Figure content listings
--------------------------------------------------

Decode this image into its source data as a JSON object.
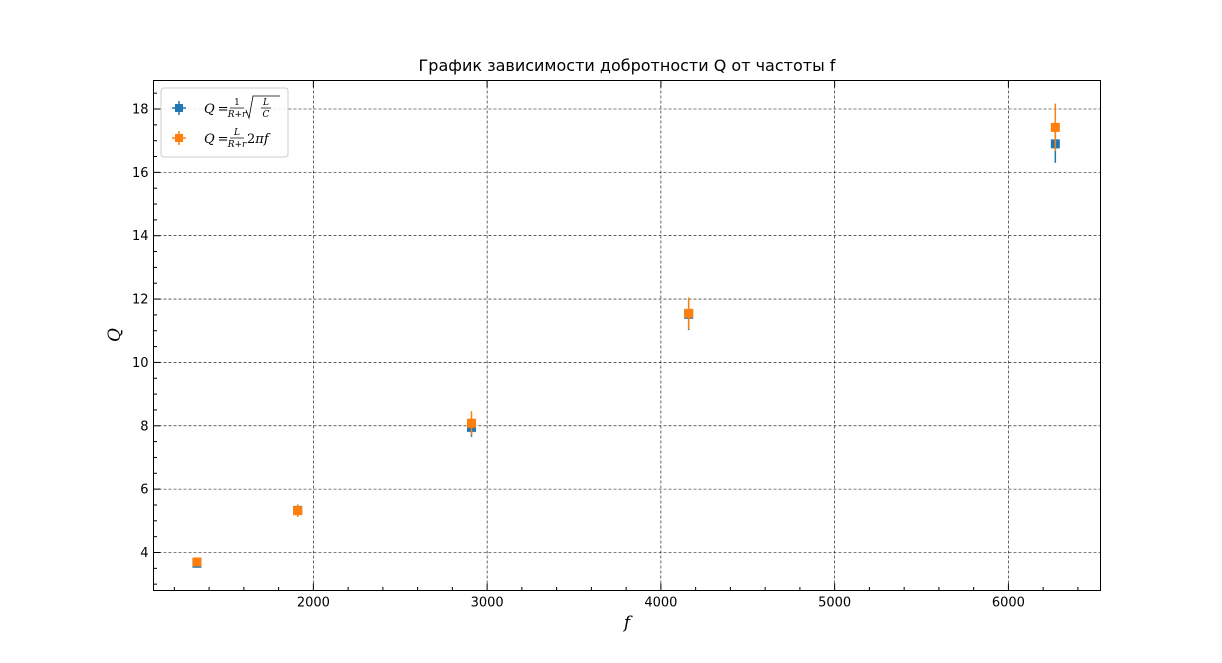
{
  "chart_data": {
    "type": "scatter",
    "title": "График зависимости добротности Q от частоты f",
    "xlabel": "f",
    "ylabel": "Q",
    "xlim": [
      1080,
      6530
    ],
    "ylim": [
      2.8,
      18.9
    ],
    "x_major_ticks": [
      2000,
      3000,
      4000,
      5000,
      6000
    ],
    "x_minor_tick_step": 200,
    "y_major_ticks": [
      4,
      6,
      8,
      10,
      12,
      14,
      16,
      18
    ],
    "y_minor_tick_step": 0.5,
    "grid": true,
    "legend_position": "top-left",
    "series": [
      {
        "legend_tex": "Q = 1/(R+r)·√(L/C)",
        "color": "#1f77b4",
        "marker": "square",
        "points": [
          {
            "x": 1330,
            "y": 3.66,
            "yerr": 0.1,
            "xerr": 15
          },
          {
            "x": 1910,
            "y": 5.33,
            "yerr": 0.18,
            "xerr": 15
          },
          {
            "x": 2910,
            "y": 7.95,
            "yerr": 0.3,
            "xerr": 15
          },
          {
            "x": 4160,
            "y": 11.52,
            "yerr": 0.5,
            "xerr": 15
          },
          {
            "x": 6270,
            "y": 16.9,
            "yerr": 0.6,
            "xerr": 15
          }
        ]
      },
      {
        "legend_tex": "Q = L/(R+r)·2πf",
        "color": "#ff7f0e",
        "marker": "square",
        "points": [
          {
            "x": 1330,
            "y": 3.7,
            "yerr": 0.12,
            "xerr": 15
          },
          {
            "x": 1910,
            "y": 5.32,
            "yerr": 0.2,
            "xerr": 15
          },
          {
            "x": 2910,
            "y": 8.08,
            "yerr": 0.38,
            "xerr": 15
          },
          {
            "x": 4160,
            "y": 11.55,
            "yerr": 0.5,
            "xerr": 15
          },
          {
            "x": 6270,
            "y": 17.42,
            "yerr": 0.75,
            "xerr": 15
          }
        ]
      }
    ]
  }
}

--------------------------------------------------

#### WORK TO DO:
Go through the listing above and quote it exactly, apart from its images.

#### PROBLEM SOLUTION:
Decode this image into its source data as a JSON object.
{
  "chart_data": {
    "type": "scatter",
    "title": "График зависимости добротности Q от частоты f",
    "xlabel": "f",
    "ylabel": "Q",
    "xlim": [
      1080,
      6530
    ],
    "ylim": [
      2.8,
      18.9
    ],
    "x_major_ticks": [
      2000,
      3000,
      4000,
      5000,
      6000
    ],
    "x_minor_tick_step": 200,
    "y_major_ticks": [
      4,
      6,
      8,
      10,
      12,
      14,
      16,
      18
    ],
    "y_minor_tick_step": 0.5,
    "grid": true,
    "legend_position": "top-left",
    "series": [
      {
        "legend_tex": "Q = 1/(R+r)·√(L/C)",
        "color": "#1f77b4",
        "marker": "square",
        "points": [
          {
            "x": 1330,
            "y": 3.66,
            "yerr": 0.1,
            "xerr": 15
          },
          {
            "x": 1910,
            "y": 5.33,
            "yerr": 0.18,
            "xerr": 15
          },
          {
            "x": 2910,
            "y": 7.95,
            "yerr": 0.3,
            "xerr": 15
          },
          {
            "x": 4160,
            "y": 11.52,
            "yerr": 0.5,
            "xerr": 15
          },
          {
            "x": 6270,
            "y": 16.9,
            "yerr": 0.6,
            "xerr": 15
          }
        ]
      },
      {
        "legend_tex": "Q = L/(R+r)·2πf",
        "color": "#ff7f0e",
        "marker": "square",
        "points": [
          {
            "x": 1330,
            "y": 3.7,
            "yerr": 0.12,
            "xerr": 15
          },
          {
            "x": 1910,
            "y": 5.32,
            "yerr": 0.2,
            "xerr": 15
          },
          {
            "x": 2910,
            "y": 8.08,
            "yerr": 0.38,
            "xerr": 15
          },
          {
            "x": 4160,
            "y": 11.55,
            "yerr": 0.5,
            "xerr": 15
          },
          {
            "x": 6270,
            "y": 17.42,
            "yerr": 0.75,
            "xerr": 15
          }
        ]
      }
    ]
  }
}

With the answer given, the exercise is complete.